Repeat the listing in full, word for word.
>> BEGIN Recorded information
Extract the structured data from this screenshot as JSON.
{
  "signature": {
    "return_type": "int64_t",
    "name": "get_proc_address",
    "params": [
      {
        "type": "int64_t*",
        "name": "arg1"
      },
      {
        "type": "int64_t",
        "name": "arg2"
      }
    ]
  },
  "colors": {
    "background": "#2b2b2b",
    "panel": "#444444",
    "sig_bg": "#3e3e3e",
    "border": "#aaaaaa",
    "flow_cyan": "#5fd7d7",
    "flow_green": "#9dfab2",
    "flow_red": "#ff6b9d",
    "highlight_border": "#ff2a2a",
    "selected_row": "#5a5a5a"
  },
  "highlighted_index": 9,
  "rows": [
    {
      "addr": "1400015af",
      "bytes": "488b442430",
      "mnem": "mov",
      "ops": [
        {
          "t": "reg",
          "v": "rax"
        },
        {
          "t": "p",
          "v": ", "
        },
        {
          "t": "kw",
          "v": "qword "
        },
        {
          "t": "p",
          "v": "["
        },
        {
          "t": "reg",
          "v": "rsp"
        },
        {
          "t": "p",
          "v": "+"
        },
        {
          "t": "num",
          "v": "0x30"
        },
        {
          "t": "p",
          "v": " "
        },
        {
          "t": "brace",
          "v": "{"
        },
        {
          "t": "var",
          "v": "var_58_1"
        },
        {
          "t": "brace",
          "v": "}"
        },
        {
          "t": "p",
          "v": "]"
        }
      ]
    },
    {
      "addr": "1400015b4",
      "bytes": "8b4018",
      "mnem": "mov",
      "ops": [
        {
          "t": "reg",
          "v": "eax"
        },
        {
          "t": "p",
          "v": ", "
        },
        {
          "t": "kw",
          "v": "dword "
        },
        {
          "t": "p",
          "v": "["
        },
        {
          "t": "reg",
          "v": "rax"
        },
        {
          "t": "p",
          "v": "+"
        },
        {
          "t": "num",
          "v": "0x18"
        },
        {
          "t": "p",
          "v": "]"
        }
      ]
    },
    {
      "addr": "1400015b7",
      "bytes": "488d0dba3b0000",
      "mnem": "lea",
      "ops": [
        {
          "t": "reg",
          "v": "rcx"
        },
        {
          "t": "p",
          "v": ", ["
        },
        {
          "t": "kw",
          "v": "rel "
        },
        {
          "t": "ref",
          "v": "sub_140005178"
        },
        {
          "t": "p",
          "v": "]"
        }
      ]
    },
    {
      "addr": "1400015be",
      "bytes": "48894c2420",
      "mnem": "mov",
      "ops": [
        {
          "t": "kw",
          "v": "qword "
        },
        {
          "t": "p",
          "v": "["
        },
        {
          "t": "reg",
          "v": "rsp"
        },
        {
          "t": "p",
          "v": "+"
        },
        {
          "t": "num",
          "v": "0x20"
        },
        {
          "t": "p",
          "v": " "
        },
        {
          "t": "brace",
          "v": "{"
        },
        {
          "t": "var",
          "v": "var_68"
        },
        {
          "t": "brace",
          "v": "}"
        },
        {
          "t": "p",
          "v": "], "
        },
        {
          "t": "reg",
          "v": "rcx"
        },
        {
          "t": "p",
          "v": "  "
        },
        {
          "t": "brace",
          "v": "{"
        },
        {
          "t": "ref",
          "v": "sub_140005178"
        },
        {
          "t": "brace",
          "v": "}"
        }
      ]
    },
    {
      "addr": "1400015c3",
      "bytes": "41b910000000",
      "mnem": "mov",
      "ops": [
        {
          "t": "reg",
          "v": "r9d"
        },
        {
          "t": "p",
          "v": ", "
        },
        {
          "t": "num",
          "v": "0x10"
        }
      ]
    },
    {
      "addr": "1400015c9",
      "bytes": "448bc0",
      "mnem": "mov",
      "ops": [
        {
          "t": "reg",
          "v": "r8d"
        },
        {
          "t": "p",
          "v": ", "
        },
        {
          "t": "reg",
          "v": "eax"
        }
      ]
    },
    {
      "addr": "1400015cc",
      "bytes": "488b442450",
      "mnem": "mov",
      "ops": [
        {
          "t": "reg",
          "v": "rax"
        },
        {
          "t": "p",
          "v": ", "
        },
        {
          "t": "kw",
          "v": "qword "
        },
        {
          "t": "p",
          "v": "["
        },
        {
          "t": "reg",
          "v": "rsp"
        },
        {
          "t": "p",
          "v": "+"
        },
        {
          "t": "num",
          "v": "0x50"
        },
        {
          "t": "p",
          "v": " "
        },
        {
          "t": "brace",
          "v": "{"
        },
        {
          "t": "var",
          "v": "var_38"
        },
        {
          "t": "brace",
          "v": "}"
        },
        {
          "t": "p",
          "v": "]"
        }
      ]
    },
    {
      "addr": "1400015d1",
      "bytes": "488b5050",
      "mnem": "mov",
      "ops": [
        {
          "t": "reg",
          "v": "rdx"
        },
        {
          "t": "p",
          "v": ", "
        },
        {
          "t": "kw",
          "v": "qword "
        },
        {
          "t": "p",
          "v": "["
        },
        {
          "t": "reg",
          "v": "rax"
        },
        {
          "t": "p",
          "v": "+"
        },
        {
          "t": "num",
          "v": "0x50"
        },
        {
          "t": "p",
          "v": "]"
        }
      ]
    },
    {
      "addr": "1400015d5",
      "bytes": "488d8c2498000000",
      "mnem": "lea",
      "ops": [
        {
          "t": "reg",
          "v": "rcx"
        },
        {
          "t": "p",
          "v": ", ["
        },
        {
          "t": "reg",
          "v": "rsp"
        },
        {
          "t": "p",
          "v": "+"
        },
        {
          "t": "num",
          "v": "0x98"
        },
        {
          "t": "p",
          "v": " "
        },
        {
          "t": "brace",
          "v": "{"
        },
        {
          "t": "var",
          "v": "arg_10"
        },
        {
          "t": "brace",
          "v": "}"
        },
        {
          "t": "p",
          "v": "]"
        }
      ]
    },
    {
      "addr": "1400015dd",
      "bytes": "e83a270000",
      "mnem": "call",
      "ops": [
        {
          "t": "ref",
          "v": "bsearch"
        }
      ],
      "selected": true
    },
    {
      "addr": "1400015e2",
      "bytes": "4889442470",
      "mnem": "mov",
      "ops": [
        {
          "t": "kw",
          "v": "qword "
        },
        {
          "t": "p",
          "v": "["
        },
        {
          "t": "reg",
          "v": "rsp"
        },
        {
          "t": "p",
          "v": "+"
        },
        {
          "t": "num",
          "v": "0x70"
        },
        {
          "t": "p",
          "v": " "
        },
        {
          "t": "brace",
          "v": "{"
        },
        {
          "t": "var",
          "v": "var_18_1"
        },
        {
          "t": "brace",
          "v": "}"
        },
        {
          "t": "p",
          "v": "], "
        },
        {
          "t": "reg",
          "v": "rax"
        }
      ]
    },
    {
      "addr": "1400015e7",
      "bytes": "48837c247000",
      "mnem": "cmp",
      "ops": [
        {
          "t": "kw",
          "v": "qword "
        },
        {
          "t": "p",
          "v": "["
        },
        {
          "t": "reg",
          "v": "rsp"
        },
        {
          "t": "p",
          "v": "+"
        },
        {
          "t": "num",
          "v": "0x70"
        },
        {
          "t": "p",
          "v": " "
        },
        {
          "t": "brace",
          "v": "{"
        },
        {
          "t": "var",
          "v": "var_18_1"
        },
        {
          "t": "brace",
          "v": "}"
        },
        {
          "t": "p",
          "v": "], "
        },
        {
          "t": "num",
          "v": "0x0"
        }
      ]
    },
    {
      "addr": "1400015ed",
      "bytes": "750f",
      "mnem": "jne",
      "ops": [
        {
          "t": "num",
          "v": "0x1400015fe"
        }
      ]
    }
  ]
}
>> END Recorded information
Completed task:
Extract the structured data from this screenshot as JSON.
{
  "signature": {
    "return_type": "int64_t",
    "name": "get_proc_address",
    "params": [
      {
        "type": "int64_t*",
        "name": "arg1"
      },
      {
        "type": "int64_t",
        "name": "arg2"
      }
    ]
  },
  "colors": {
    "background": "#2b2b2b",
    "panel": "#444444",
    "sig_bg": "#3e3e3e",
    "border": "#aaaaaa",
    "flow_cyan": "#5fd7d7",
    "flow_green": "#9dfab2",
    "flow_red": "#ff6b9d",
    "highlight_border": "#ff2a2a",
    "selected_row": "#5a5a5a"
  },
  "highlighted_index": 9,
  "rows": [
    {
      "addr": "1400015af",
      "bytes": "488b442430",
      "mnem": "mov",
      "ops": [
        {
          "t": "reg",
          "v": "rax"
        },
        {
          "t": "p",
          "v": ", "
        },
        {
          "t": "kw",
          "v": "qword "
        },
        {
          "t": "p",
          "v": "["
        },
        {
          "t": "reg",
          "v": "rsp"
        },
        {
          "t": "p",
          "v": "+"
        },
        {
          "t": "num",
          "v": "0x30"
        },
        {
          "t": "p",
          "v": " "
        },
        {
          "t": "brace",
          "v": "{"
        },
        {
          "t": "var",
          "v": "var_58_1"
        },
        {
          "t": "brace",
          "v": "}"
        },
        {
          "t": "p",
          "v": "]"
        }
      ]
    },
    {
      "addr": "1400015b4",
      "bytes": "8b4018",
      "mnem": "mov",
      "ops": [
        {
          "t": "reg",
          "v": "eax"
        },
        {
          "t": "p",
          "v": ", "
        },
        {
          "t": "kw",
          "v": "dword "
        },
        {
          "t": "p",
          "v": "["
        },
        {
          "t": "reg",
          "v": "rax"
        },
        {
          "t": "p",
          "v": "+"
        },
        {
          "t": "num",
          "v": "0x18"
        },
        {
          "t": "p",
          "v": "]"
        }
      ]
    },
    {
      "addr": "1400015b7",
      "bytes": "488d0dba3b0000",
      "mnem": "lea",
      "ops": [
        {
          "t": "reg",
          "v": "rcx"
        },
        {
          "t": "p",
          "v": ", ["
        },
        {
          "t": "kw",
          "v": "rel "
        },
        {
          "t": "ref",
          "v": "sub_140005178"
        },
        {
          "t": "p",
          "v": "]"
        }
      ]
    },
    {
      "addr": "1400015be",
      "bytes": "48894c2420",
      "mnem": "mov",
      "ops": [
        {
          "t": "kw",
          "v": "qword "
        },
        {
          "t": "p",
          "v": "["
        },
        {
          "t": "reg",
          "v": "rsp"
        },
        {
          "t": "p",
          "v": "+"
        },
        {
          "t": "num",
          "v": "0x20"
        },
        {
          "t": "p",
          "v": " "
        },
        {
          "t": "brace",
          "v": "{"
        },
        {
          "t": "var",
          "v": "var_68"
        },
        {
          "t": "brace",
          "v": "}"
        },
        {
          "t": "p",
          "v": "], "
        },
        {
          "t": "reg",
          "v": "rcx"
        },
        {
          "t": "p",
          "v": "  "
        },
        {
          "t": "brace",
          "v": "{"
        },
        {
          "t": "ref",
          "v": "sub_140005178"
        },
        {
          "t": "brace",
          "v": "}"
        }
      ]
    },
    {
      "addr": "1400015c3",
      "bytes": "41b910000000",
      "mnem": "mov",
      "ops": [
        {
          "t": "reg",
          "v": "r9d"
        },
        {
          "t": "p",
          "v": ", "
        },
        {
          "t": "num",
          "v": "0x10"
        }
      ]
    },
    {
      "addr": "1400015c9",
      "bytes": "448bc0",
      "mnem": "mov",
      "ops": [
        {
          "t": "reg",
          "v": "r8d"
        },
        {
          "t": "p",
          "v": ", "
        },
        {
          "t": "reg",
          "v": "eax"
        }
      ]
    },
    {
      "addr": "1400015cc",
      "bytes": "488b442450",
      "mnem": "mov",
      "ops": [
        {
          "t": "reg",
          "v": "rax"
        },
        {
          "t": "p",
          "v": ", "
        },
        {
          "t": "kw",
          "v": "qword "
        },
        {
          "t": "p",
          "v": "["
        },
        {
          "t": "reg",
          "v": "rsp"
        },
        {
          "t": "p",
          "v": "+"
        },
        {
          "t": "num",
          "v": "0x50"
        },
        {
          "t": "p",
          "v": " "
        },
        {
          "t": "brace",
          "v": "{"
        },
        {
          "t": "var",
          "v": "var_38"
        },
        {
          "t": "brace",
          "v": "}"
        },
        {
          "t": "p",
          "v": "]"
        }
      ]
    },
    {
      "addr": "1400015d1",
      "bytes": "488b5050",
      "mnem": "mov",
      "ops": [
        {
          "t": "reg",
          "v": "rdx"
        },
        {
          "t": "p",
          "v": ", "
        },
        {
          "t": "kw",
          "v": "qword "
        },
        {
          "t": "p",
          "v": "["
        },
        {
          "t": "reg",
          "v": "rax"
        },
        {
          "t": "p",
          "v": "+"
        },
        {
          "t": "num",
          "v": "0x50"
        },
        {
          "t": "p",
          "v": "]"
        }
      ]
    },
    {
      "addr": "1400015d5",
      "bytes": "488d8c2498000000",
      "mnem": "lea",
      "ops": [
        {
          "t": "reg",
          "v": "rcx"
        },
        {
          "t": "p",
          "v": ", ["
        },
        {
          "t": "reg",
          "v": "rsp"
        },
        {
          "t": "p",
          "v": "+"
        },
        {
          "t": "num",
          "v": "0x98"
        },
        {
          "t": "p",
          "v": " "
        },
        {
          "t": "brace",
          "v": "{"
        },
        {
          "t": "var",
          "v": "arg_10"
        },
        {
          "t": "brace",
          "v": "}"
        },
        {
          "t": "p",
          "v": "]"
        }
      ]
    },
    {
      "addr": "1400015dd",
      "bytes": "e83a270000",
      "mnem": "call",
      "ops": [
        {
          "t": "ref",
          "v": "bsearch"
        }
      ],
      "selected": true
    },
    {
      "addr": "1400015e2",
      "bytes": "4889442470",
      "mnem": "mov",
      "ops": [
        {
          "t": "kw",
          "v": "qword "
        },
        {
          "t": "p",
          "v": "["
        },
        {
          "t": "reg",
          "v": "rsp"
        },
        {
          "t": "p",
          "v": "+"
        },
        {
          "t": "num",
          "v": "0x70"
        },
        {
          "t": "p",
          "v": " "
        },
        {
          "t": "brace",
          "v": "{"
        },
        {
          "t": "var",
          "v": "var_18_1"
        },
        {
          "t": "brace",
          "v": "}"
        },
        {
          "t": "p",
          "v": "], "
        },
        {
          "t": "reg",
          "v": "rax"
        }
      ]
    },
    {
      "addr": "1400015e7",
      "bytes": "48837c247000",
      "mnem": "cmp",
      "ops": [
        {
          "t": "kw",
          "v": "qword "
        },
        {
          "t": "p",
          "v": "["
        },
        {
          "t": "reg",
          "v": "rsp"
        },
        {
          "t": "p",
          "v": "+"
        },
        {
          "t": "num",
          "v": "0x70"
        },
        {
          "t": "p",
          "v": " "
        },
        {
          "t": "brace",
          "v": "{"
        },
        {
          "t": "var",
          "v": "var_18_1"
        },
        {
          "t": "brace",
          "v": "}"
        },
        {
          "t": "p",
          "v": "], "
        },
        {
          "t": "num",
          "v": "0x0"
        }
      ]
    },
    {
      "addr": "1400015ed",
      "bytes": "750f",
      "mnem": "jne",
      "ops": [
        {
          "t": "num",
          "v": "0x1400015fe"
        }
      ]
    }
  ]
}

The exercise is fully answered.